DIRECTIVE>
From the listing, collect all lines containing the word "wynosi".

Dataset records>
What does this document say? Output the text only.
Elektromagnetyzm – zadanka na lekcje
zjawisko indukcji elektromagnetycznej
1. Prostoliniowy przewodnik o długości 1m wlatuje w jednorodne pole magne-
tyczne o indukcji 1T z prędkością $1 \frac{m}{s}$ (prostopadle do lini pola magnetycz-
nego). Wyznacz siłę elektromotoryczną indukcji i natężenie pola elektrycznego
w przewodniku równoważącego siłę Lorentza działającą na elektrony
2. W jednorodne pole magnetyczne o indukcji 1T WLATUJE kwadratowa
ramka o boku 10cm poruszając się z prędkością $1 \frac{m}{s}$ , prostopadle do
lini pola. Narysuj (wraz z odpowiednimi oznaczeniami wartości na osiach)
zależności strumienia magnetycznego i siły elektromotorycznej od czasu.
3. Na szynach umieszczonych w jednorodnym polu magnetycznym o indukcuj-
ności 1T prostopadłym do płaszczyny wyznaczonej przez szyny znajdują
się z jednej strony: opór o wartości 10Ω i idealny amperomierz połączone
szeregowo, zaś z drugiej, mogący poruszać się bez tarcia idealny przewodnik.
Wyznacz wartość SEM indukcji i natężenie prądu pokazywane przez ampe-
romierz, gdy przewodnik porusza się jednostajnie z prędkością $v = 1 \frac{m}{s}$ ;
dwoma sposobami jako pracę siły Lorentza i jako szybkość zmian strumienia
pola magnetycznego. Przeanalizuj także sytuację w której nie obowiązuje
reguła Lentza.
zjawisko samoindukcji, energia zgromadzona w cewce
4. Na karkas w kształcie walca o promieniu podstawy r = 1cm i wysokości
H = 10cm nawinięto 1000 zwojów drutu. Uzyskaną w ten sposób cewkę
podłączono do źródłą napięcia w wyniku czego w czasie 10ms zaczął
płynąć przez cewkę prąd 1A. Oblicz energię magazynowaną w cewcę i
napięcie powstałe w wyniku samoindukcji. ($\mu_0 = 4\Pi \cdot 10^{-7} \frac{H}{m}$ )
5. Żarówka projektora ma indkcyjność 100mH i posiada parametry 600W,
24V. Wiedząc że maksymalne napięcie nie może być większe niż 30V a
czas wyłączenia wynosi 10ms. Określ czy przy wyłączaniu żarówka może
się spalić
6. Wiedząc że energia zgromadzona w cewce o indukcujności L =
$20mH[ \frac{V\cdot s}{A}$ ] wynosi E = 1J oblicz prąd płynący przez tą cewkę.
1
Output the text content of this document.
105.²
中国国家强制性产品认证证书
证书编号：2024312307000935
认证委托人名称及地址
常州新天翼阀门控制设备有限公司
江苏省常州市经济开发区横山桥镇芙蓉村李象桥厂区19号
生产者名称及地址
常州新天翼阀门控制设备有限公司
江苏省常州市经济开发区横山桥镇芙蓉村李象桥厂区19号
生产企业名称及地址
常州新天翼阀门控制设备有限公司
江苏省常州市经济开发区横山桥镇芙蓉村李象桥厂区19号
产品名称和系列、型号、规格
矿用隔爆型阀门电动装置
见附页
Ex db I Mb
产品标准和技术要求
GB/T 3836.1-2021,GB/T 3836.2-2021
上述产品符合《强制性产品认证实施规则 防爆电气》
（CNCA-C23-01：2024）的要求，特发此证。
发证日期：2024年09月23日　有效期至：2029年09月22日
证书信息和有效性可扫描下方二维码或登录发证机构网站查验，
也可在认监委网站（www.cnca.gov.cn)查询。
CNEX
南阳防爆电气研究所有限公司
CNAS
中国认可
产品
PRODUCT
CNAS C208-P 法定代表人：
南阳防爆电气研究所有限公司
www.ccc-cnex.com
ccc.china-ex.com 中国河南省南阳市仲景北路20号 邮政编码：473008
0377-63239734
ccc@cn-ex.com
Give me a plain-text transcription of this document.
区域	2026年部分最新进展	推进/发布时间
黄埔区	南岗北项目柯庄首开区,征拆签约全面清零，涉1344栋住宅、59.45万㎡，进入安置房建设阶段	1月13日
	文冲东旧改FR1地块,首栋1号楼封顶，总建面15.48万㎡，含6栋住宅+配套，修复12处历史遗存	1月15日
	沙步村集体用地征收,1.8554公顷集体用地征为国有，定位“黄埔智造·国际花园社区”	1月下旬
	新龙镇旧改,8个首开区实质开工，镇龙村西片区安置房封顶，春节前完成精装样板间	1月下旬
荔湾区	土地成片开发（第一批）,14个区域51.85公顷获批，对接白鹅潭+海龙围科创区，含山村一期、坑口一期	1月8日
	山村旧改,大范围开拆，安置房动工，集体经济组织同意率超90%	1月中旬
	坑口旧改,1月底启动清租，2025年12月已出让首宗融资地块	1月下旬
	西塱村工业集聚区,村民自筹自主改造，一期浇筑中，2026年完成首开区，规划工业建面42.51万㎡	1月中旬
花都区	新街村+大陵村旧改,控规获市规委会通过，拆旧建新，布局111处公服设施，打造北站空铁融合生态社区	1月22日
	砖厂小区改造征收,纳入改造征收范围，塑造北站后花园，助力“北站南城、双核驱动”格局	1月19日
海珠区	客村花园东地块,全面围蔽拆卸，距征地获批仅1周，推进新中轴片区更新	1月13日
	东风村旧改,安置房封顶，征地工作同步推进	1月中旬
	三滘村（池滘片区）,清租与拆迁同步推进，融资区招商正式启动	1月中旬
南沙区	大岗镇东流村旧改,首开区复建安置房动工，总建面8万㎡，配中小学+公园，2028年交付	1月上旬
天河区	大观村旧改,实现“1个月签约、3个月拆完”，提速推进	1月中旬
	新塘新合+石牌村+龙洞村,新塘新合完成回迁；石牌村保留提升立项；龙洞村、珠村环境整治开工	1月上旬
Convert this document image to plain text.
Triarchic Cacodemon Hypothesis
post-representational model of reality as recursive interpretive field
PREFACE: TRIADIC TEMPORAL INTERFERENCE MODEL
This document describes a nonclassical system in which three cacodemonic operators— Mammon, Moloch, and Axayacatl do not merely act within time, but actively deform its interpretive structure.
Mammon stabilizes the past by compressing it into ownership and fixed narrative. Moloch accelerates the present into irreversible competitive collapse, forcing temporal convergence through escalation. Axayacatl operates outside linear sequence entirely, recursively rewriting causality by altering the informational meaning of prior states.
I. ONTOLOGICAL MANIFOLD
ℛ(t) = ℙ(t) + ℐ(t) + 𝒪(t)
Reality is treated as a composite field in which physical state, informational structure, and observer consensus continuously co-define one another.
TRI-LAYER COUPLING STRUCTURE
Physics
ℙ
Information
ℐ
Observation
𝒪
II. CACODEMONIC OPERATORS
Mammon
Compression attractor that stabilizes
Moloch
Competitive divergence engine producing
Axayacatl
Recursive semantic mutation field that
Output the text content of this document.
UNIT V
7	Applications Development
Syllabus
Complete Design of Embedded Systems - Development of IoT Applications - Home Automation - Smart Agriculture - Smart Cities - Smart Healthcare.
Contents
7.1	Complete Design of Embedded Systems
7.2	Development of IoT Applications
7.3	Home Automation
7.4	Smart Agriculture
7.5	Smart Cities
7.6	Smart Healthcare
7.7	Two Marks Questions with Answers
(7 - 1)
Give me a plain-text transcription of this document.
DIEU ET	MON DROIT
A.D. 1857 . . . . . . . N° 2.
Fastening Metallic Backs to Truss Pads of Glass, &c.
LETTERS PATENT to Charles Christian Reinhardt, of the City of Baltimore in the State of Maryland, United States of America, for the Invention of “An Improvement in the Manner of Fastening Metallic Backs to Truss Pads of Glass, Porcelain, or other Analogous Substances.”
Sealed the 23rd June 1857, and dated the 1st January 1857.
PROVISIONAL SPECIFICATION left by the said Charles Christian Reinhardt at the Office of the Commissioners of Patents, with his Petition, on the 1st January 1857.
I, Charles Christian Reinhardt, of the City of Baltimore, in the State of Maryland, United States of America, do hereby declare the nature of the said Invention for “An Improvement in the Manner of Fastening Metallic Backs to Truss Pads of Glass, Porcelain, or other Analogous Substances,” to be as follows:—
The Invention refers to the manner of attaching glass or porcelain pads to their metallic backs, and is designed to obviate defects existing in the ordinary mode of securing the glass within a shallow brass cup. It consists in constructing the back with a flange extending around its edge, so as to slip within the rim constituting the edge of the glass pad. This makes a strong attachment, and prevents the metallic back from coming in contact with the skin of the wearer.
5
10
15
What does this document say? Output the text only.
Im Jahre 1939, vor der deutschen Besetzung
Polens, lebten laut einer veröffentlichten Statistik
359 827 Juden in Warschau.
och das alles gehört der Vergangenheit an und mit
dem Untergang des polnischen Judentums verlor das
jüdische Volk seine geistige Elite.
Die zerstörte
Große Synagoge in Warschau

FINISHED TASK>
czas wyłączenia wynosi 10ms. Określ czy przy wyłączaniu żarówka może
$20mH[ \frac{V\cdot s}{A}$ ] wynosi E = 1J oblicz prąd płynący przez tą cewkę.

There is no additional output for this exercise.